» OP TE LOSSEN PROBLEEM: Geef in de records hieronder de regels vanaf de regel met "axis labels: 24 [184,488,191,495]" tot en met de regel met "colorbar [287,402,316,486]" weer als een JSON-lijst van strings, met één string per regel en zonder lege regels.

>>>>

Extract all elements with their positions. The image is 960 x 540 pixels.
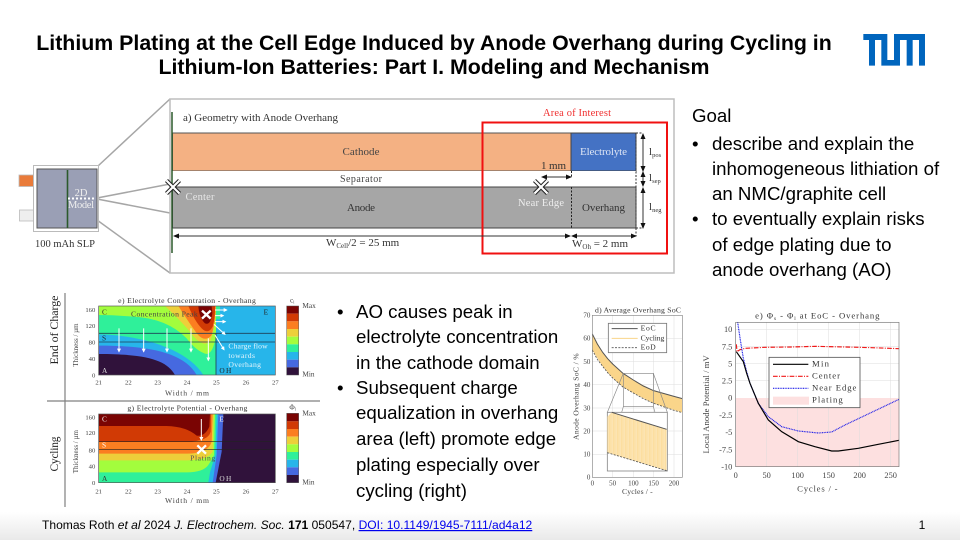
axis labels: 24 [184,488,191,495]
dimension labels: Oh [582,243,591,251]
axis labels: 40 [583,381,591,389]
near edge curve [738,322,899,433]
dimension labels: 1 mm [541,160,566,172]
EoC curve [592,334,682,399]
text block: mechanism bullets: cycling (right) [356,480,467,501]
colorbar [287,402,316,486]
axis labels: 200 [853,471,866,480]
chart: electrolyte concentration [72,295,316,398]
colorbar: Min [302,370,315,379]
arrow to plating site [200,419,203,440]
axis labels: 200 [669,479,680,487]
panel frame [170,99,674,273]
electrolyte: Electrolyte [580,146,627,158]
domain labels [102,307,269,375]
axis labels: 2.5 [722,377,732,386]
domain labels: A [102,474,108,483]
domain labels: S [102,334,106,343]
legend: Plating [812,395,843,405]
domain labels: OH [219,366,232,375]
diagram: pouch cell [19,99,170,273]
axis labels: 26 [243,488,250,495]
colorbar: Min [302,477,315,486]
text block: goal: anode overhang (AO) [712,259,891,280]
separator [172,171,636,187]
axis labels: 10 [583,451,591,459]
dimension labels: /2 = 25 mm [348,237,400,249]
axis labels: 0 [734,471,738,480]
axis labels: Local Anode Potential / mV [701,354,711,453]
cell labels: Model [68,200,94,211]
anode [172,171,636,228]
panel heading: a) Geometry with Anode Overhang [183,112,338,124]
axis labels: 25 [213,488,220,495]
axis labels: 160 [85,415,96,422]
axis labels: Cycles / - [797,483,838,493]
annotations: Concentration Peak [131,309,198,318]
axis labels: 80 [89,447,96,454]
title: Lithium Plating at the Cell Edge Induced by Anode Overhang during Cycling in [36,31,832,55]
axis labels: 27 [272,488,279,495]
current collector line [171,112,173,253]
cross marker: center [166,180,180,194]
zoom guide [607,373,667,412]
axis labels: -2.5 [719,411,732,420]
domain labels: C [102,415,107,424]
chart title: at EoC - Overhang [797,311,880,321]
annotations: Charge flow [228,342,268,351]
cathode [172,133,571,171]
chart title: g) Electrolyte Potential - Overhang [127,403,248,412]
dimension labels: l [649,201,652,213]
chart title: l [794,316,796,322]
legend: Center [812,371,840,381]
chart title: d) Average Overhang SoC [595,306,681,315]
axis labels: Cycles / - [622,487,653,496]
text block: goal: • [692,208,699,229]
text block: goal: • [692,133,699,154]
text block: mechanism bullets: in the cathode domain [356,352,540,373]
peak cross marker [202,311,211,319]
anode: Center [186,192,215,203]
text block: goal: of edge plating due to [712,234,891,255]
dimension labels: l [649,146,652,158]
dimension labels: W [572,238,582,250]
plot frame [736,322,899,467]
dimension labels: = 2 mm [591,238,628,250]
text block: goal: an NMC/graphite cell [712,183,886,204]
axis labels: 0 [92,372,96,379]
axis labels: 24 [184,380,191,387]
axis labels: 60 [583,335,591,343]
text block: goal [692,105,940,280]
axis labels: 0 [591,479,595,487]
plating region [736,398,899,467]
inset [607,412,667,471]
axis labels: 27 [272,380,279,387]
axis labels: 150 [648,479,659,487]
cell labels: 100 mAh SLP [35,239,95,250]
text block: mechanism bullets: AO causes peak in [356,301,513,322]
chart title: - Φ [777,311,794,321]
row and column dividers [47,293,320,507]
anode: Overhang [582,202,626,214]
cathode: Cathode [342,146,380,158]
legend: Cycling [641,333,665,342]
axis labels: 21 [95,488,102,495]
separator: Separator [340,174,383,185]
colorbar: Φ [289,402,295,411]
text block: goal: inhomogeneous lithiation of [712,158,940,179]
chart: local anode potential [701,311,899,493]
axis labels: 5 [728,359,732,368]
contour field [99,306,275,375]
text block: mechanism bullets: Subsequent charge [356,377,518,398]
domain labels: E [264,307,269,316]
legend: EoC [641,324,656,333]
dimension labels [326,146,662,251]
colorbar [287,295,316,379]
colorbar: Max [302,409,316,418]
axis labels: 23 [154,488,162,495]
cell tabs [19,175,38,221]
domain labels: C [102,307,107,316]
title: Lithium-Ion Batteries: Part I. Modeling and Mechanism [158,55,710,79]
electrolyte [571,133,636,171]
axis labels: 80 [89,339,96,346]
axis labels: 0 [728,394,732,403]
cell labels [35,188,95,250]
legend: Near Edge [812,383,856,393]
axis labels: Anode Overhang SoC / % [572,353,581,440]
axis labels: 120 [85,323,96,330]
plating cross marker [197,445,206,454]
axis labels: Thickness / µm [72,323,80,367]
plating label: Plating [190,453,215,462]
axis labels: 250 [884,471,897,480]
domain labels: OH [219,474,232,483]
domain labels: S [102,441,106,450]
axis labels [701,325,897,493]
plot frame [592,315,682,477]
annotations: towards [228,351,255,360]
axis labels: 22 [125,488,132,495]
axis labels: 10 [724,325,732,334]
domain labels: A [102,366,108,375]
text block: mechanism bullets: • [337,377,344,398]
chart title: e) Electrolyte Concentration - Overhang [118,296,256,305]
anode: Near Edge [518,198,564,209]
flow arrows [119,310,227,360]
EoD curve [592,350,682,413]
text block: mechanism bullets: electrolyte concentration [356,326,558,347]
annotations: Overhang [228,360,261,369]
axis labels: 0 [587,474,591,482]
row label: cycling: Cycling [49,436,61,472]
axis labels: 30 [583,404,591,412]
axis labels: 20 [583,427,591,435]
axis labels: 100 [791,471,804,480]
area of interest box: Area of Interest [543,108,611,119]
chart: electrolyte potential [72,402,316,505]
title [36,31,832,79]
dimension labels: neg [652,207,662,214]
axis labels [72,415,279,505]
axis labels: Width / mm [165,389,209,398]
contour field [99,414,275,483]
axis labels: 25 [213,380,220,387]
annotations [131,309,268,369]
colorbar: l [293,299,295,304]
center curve [736,344,899,352]
dimension labels: W [326,237,336,249]
chart title: s [774,316,776,322]
axis labels [72,307,279,398]
axis labels: 40 [89,356,96,363]
SoC band [592,334,682,413]
dimension labels: l [649,172,652,184]
zoom lines [97,99,170,273]
axis labels: 120 [85,430,96,437]
min curve [736,352,899,451]
area of interest box [482,108,667,254]
anode: Anode [347,202,375,214]
footer bar [0,512,960,540]
axis labels: 0 [92,480,96,487]
domain labels [102,415,232,483]
axis labels: 50 [609,479,617,487]
text block: goal: to eventually explain risks [712,208,925,229]
cross marker: near edge [534,180,548,194]
text block: mechanism bullets: • [337,301,344,322]
chart title: e) Φ [755,311,773,321]
axis labels: Thickness / µm [72,429,80,473]
axis labels: 100 [628,479,639,487]
text block: goal: Goal [692,105,731,126]
plot frame [99,414,275,483]
legend: Min [812,359,830,369]
axis labels [572,312,680,496]
dimension labels: Cell [336,242,348,250]
colorbar: c [290,295,293,304]
colorbar: l [295,406,297,411]
grid [736,322,899,467]
panel: geometry with anode overhang [166,99,674,273]
cell body [34,166,98,232]
axis labels: Width / mm [165,496,209,505]
dimension arrows [174,133,643,236]
axis labels: 50 [583,358,591,366]
icon: TUM logo [863,34,925,66]
text block: mechanism bullets: equalization in overhang [356,402,558,423]
legend [769,357,860,408]
dimension labels: sep [652,178,661,185]
page number: 1 [919,518,926,532]
axis labels: 70 [583,312,591,320]
axis labels: 160 [85,307,96,314]
text block: mechanism bullets: plating especially over [356,454,540,475]
axis labels: 26 [243,380,250,387]
axis labels: 23 [154,380,162,387]
axis labels: 150 [822,471,835,480]
citation: Thomas Roth et al 2024 J. Electrochem. Soc. 171 050547, DOI: 10.1149/1945-7111/ad4a12 [42,518,533,532]
legend [608,323,667,353]
axis labels: 40 [89,463,96,470]
text block: mechanism bullets [337,301,558,501]
text block: goal: describe and explain the [712,133,914,154]
axis labels: -10 [721,462,732,471]
grid [592,315,682,477]
domain labels: E [219,415,224,424]
text block: mechanism bullets: area (left) promote edge [356,428,556,449]
colorbar: Max [302,301,316,310]
axis labels: 22 [125,380,132,387]
axis labels: 7.5 [722,342,732,351]
axis labels: 50 [763,471,771,480]
row label: end of charge: End of Charge [47,296,61,364]
cell labels: 2D [75,188,88,199]
axis labels: -5 [725,428,732,437]
chart: average overhang SoC [572,306,682,496]
dimension labels: pos [652,152,662,159]
axis labels: -7.5 [719,445,732,454]
plot frame [99,306,275,375]
legend: EoD [641,343,656,352]
axis labels: 21 [95,380,102,387]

<<<<

» ANTWOORD:
[
  "axis labels: 24 [184,488,191,495]",
  "dimension labels: Oh [582,243,591,251]",
  "axis labels: 40 [583,381,591,389]",
  "near edge curve [738,322,899,433]",
  "dimension labels: 1 mm [541,160,566,172]",
  "EoC curve [592,334,682,399]",
  "text block: mechanism bullets: cycling (right) [356,480,467,501]",
  "colorbar [287,402,316,486]"
]